## Task
Your answer should be a single number: the count of lines containing "Describe".

## Records to use
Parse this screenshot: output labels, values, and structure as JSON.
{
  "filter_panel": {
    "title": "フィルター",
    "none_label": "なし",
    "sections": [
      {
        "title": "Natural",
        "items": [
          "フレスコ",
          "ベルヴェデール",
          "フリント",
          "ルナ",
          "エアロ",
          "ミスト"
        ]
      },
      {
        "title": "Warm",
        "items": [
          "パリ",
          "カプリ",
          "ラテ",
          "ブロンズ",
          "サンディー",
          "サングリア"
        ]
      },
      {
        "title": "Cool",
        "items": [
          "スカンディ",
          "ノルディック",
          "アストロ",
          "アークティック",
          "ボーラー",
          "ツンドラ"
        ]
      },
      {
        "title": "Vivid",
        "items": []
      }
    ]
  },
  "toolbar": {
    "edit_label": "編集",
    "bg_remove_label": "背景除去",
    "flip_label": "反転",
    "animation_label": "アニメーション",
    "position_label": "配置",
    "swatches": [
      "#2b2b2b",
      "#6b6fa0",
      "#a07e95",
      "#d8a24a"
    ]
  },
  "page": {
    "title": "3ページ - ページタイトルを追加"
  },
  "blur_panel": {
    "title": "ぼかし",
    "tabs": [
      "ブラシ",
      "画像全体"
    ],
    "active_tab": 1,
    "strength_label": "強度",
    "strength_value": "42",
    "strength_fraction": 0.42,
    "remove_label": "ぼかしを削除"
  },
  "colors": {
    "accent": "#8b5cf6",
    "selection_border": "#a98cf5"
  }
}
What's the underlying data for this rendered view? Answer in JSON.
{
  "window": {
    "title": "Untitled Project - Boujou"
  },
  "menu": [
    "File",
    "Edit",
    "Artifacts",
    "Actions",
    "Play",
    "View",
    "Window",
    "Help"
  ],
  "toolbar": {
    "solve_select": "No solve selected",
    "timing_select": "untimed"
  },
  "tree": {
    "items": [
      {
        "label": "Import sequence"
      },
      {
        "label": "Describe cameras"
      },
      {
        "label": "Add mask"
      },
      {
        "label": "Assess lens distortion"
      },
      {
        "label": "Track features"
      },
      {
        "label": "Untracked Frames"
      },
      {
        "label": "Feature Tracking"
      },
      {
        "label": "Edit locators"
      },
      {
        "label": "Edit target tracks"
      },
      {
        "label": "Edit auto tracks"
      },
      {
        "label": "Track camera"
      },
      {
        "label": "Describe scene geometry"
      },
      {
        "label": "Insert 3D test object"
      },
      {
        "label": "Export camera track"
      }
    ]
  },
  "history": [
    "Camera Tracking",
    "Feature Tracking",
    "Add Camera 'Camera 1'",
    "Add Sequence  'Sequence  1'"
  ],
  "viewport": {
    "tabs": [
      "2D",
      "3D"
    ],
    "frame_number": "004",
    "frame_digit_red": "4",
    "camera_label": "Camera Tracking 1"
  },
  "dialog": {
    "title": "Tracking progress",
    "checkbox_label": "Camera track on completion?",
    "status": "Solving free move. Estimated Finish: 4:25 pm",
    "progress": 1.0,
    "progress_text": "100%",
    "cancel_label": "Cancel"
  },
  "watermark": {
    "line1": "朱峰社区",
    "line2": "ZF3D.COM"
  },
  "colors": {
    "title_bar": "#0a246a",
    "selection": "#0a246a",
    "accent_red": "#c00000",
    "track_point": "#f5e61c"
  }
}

## Finished task
2